• Extract provided:
■ ■ ■ ■ ■

The last area of Iranian influence that I mention is in the revenue system enforced by the Mughals. Unlike the independent sultans of Bengal who had maintained revenue records in the Bengali language, the Mughals brought with them an administrative system that was literally weighed down by Persian terms, expressions and systems. This was essential as the Mughals believed in regularly transferring their highest officers from province to province and Persian was insisted upon as the only common language. It was used by their senior officers throughout the empire and this Persian speaking elite of the Mughal administration left its indelible stamp on Bengal. This is evident in land revenue, village life, court affairs, the judiciary, the police and the army — in fact, on the entire political, economic and social life of Bengal. Persianisation was further reinforced by Murshid Quli Khan in the first decade of the 18th century, when he set up his independent Nawabi of Bengal soon after Aurangzeb’s death. He gave high revenue posts to those Hindus who were well versed in Persian administrative practice and this set a chain reaction down different levels of Bengali Hindus and Muslims, to learn Persian and adopt the Persian way of life — from the Rajas and zamindars to the munshis and keranis.
Finally, we come to the British who adopted this Persian framework of administration, land revenue and justice after the Battle of Buxar and the award of the Dewani of Bengal, Bihar and Odisha. In fact, instead of setting up a typically British system of administration, the British took a lot of pains to learn the complicated Persian terms and nuances of post-Mughal and Nawabi Bengal. Though British concepts replaced and modified revenue and criminal administration in very slow steps, it never emerged fully independent of the Persian administrative paradigm. I can vouchsafe and say that where district administration and land revenue are concerned, they remain considerably immersed in the culture of Persian administration that was introduced by Akbar and Todar Mal more than four centuries after they did so.
The influence of Persian language, culture, military and administration is just too deep in Bengal’s life and history to admit any debate. Our life is so immersed in them and they are so inextricably a part of our blood that we often do not even choose to remember the original Persian ancestry of this culture. It consists of words, terms, phrases, institutions, attitudes, responses and beliefs. They are, in fact, the very hallmarks of our plural culture and it is only the very myopic and extremely foolish who attempt to classify our genes as local and imported, Indian and foreign, Hindu and Mussalman.
References
- J. Deyell, “The China Connection: Problems of Silver Supply in Medieval Bengal,” in J. F. Richards, ed., Precious Metals in the Later Medieval and Early Modern Worlds, Durham, 1983, pp. 207-24.
- G. M. Hilali, Perso-Arabic Elements in Bengali, Dacca, 1967.
- Abdul Karim, Corpus of the Muslim Coins of Bengal, Asiatic Society of Pakistan, Publication no. 6, Dacca, 1960.
- Ma Huan, Ying-yai Sheng-lan: “The Overall Survey of the Ocean’s Shores,” tr. J. F. G. Mills, Cambridge, 1970.
- Murshid, Ghulam. 2018. Bengali Culture over a Thousand Years. Delhi, Niyogi Books.

■ ■ ■ ■ ■

• Extracted information:
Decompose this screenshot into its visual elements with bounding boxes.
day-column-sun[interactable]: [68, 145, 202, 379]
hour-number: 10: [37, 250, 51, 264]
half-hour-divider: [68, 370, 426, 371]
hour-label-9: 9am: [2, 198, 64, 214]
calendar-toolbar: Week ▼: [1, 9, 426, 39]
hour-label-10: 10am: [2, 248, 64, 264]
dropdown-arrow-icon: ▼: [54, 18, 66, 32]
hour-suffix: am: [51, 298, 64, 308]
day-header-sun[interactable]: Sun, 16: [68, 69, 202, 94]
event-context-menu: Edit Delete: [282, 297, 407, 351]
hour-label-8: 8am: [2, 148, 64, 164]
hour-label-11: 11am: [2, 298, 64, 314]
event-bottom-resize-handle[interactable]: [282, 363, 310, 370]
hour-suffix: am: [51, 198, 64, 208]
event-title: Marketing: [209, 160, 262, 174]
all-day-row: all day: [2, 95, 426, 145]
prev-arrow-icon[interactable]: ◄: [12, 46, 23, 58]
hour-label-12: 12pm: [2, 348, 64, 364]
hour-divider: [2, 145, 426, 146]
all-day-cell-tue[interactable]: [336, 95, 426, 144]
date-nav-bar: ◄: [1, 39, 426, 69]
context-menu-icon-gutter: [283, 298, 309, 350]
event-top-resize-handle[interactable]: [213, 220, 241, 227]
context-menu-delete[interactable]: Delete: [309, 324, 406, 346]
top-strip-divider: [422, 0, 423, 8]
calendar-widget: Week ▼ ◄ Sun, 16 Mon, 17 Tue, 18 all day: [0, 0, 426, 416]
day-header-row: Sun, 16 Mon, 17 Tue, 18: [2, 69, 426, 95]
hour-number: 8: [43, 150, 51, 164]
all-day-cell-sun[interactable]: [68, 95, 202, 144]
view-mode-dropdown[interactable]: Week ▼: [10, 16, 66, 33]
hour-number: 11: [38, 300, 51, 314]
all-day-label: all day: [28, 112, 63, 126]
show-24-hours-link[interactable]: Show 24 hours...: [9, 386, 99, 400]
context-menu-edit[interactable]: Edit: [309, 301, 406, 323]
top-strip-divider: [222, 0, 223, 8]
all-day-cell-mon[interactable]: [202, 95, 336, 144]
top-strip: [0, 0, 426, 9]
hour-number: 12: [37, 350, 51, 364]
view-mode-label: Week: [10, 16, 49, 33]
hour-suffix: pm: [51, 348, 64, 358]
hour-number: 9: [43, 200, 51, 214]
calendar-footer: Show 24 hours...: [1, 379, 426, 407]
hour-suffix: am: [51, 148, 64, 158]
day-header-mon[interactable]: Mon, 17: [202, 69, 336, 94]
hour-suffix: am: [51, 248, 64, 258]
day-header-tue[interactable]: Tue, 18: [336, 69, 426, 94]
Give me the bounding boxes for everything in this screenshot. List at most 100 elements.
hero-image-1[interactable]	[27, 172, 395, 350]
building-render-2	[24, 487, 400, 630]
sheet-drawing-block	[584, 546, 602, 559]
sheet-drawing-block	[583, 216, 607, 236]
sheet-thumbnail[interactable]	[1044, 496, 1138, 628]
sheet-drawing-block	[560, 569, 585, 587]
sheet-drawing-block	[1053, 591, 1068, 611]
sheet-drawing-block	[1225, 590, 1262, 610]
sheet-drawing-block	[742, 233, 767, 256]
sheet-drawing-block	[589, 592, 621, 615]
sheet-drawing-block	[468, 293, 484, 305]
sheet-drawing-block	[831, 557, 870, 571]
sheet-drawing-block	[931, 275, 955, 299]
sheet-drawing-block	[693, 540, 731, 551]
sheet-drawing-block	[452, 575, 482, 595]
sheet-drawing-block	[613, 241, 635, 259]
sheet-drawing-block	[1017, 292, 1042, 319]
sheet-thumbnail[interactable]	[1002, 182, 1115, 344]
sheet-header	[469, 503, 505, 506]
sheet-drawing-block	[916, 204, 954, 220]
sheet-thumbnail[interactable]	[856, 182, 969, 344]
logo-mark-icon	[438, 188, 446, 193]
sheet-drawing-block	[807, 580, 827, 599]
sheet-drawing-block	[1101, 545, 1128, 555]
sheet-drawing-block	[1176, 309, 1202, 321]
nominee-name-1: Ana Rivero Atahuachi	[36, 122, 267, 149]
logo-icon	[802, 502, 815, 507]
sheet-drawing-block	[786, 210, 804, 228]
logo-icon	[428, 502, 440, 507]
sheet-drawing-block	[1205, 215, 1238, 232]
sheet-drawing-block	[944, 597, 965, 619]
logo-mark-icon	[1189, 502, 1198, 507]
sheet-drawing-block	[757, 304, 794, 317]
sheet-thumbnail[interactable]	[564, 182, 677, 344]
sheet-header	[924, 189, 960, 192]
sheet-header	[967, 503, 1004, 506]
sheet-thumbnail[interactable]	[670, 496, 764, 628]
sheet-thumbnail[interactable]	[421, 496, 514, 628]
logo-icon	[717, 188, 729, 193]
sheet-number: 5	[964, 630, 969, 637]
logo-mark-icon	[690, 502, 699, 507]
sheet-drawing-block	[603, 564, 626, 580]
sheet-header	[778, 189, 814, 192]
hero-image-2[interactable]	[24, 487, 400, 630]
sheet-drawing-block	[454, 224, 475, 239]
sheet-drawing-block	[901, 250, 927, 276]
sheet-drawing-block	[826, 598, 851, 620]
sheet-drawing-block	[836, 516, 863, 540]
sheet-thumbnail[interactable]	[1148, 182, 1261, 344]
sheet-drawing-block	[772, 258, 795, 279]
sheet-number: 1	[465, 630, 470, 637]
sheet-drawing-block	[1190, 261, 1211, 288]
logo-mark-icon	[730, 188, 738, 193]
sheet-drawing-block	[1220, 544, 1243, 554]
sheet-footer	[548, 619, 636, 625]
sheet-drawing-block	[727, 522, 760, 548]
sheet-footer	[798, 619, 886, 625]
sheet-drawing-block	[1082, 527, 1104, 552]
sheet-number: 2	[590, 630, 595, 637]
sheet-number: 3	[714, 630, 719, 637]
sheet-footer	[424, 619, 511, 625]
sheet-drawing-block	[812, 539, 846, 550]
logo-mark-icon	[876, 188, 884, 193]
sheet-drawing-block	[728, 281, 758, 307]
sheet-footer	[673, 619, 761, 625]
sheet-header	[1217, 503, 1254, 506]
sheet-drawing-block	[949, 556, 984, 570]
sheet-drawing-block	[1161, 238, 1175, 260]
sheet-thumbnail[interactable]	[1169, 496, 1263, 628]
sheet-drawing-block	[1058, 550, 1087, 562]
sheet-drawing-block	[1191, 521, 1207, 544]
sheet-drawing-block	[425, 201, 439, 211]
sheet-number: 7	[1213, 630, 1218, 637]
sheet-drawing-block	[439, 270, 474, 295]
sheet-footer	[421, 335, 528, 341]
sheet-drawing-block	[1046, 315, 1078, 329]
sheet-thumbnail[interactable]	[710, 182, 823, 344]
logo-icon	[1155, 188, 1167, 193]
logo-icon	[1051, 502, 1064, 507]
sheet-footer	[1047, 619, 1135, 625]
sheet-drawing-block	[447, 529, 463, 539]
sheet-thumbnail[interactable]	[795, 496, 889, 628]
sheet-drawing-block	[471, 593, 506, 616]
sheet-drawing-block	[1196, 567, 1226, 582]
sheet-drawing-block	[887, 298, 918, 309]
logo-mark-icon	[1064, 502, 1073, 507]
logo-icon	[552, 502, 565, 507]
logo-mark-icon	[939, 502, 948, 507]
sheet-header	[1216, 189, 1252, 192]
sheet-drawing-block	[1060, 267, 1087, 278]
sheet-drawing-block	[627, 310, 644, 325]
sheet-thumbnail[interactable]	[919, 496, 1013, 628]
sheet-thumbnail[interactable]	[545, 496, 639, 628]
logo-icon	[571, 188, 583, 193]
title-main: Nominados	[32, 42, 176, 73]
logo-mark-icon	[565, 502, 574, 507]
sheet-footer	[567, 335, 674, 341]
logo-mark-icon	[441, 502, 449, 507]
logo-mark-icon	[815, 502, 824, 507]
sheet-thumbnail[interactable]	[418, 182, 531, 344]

■ ■ ■ ■ ■

• The task: In the extract on Persian influence in Bengal, who further reinforced Persianisation in the first decade of the 18th century?

• Reply to the exercise: Murshid Quli Khan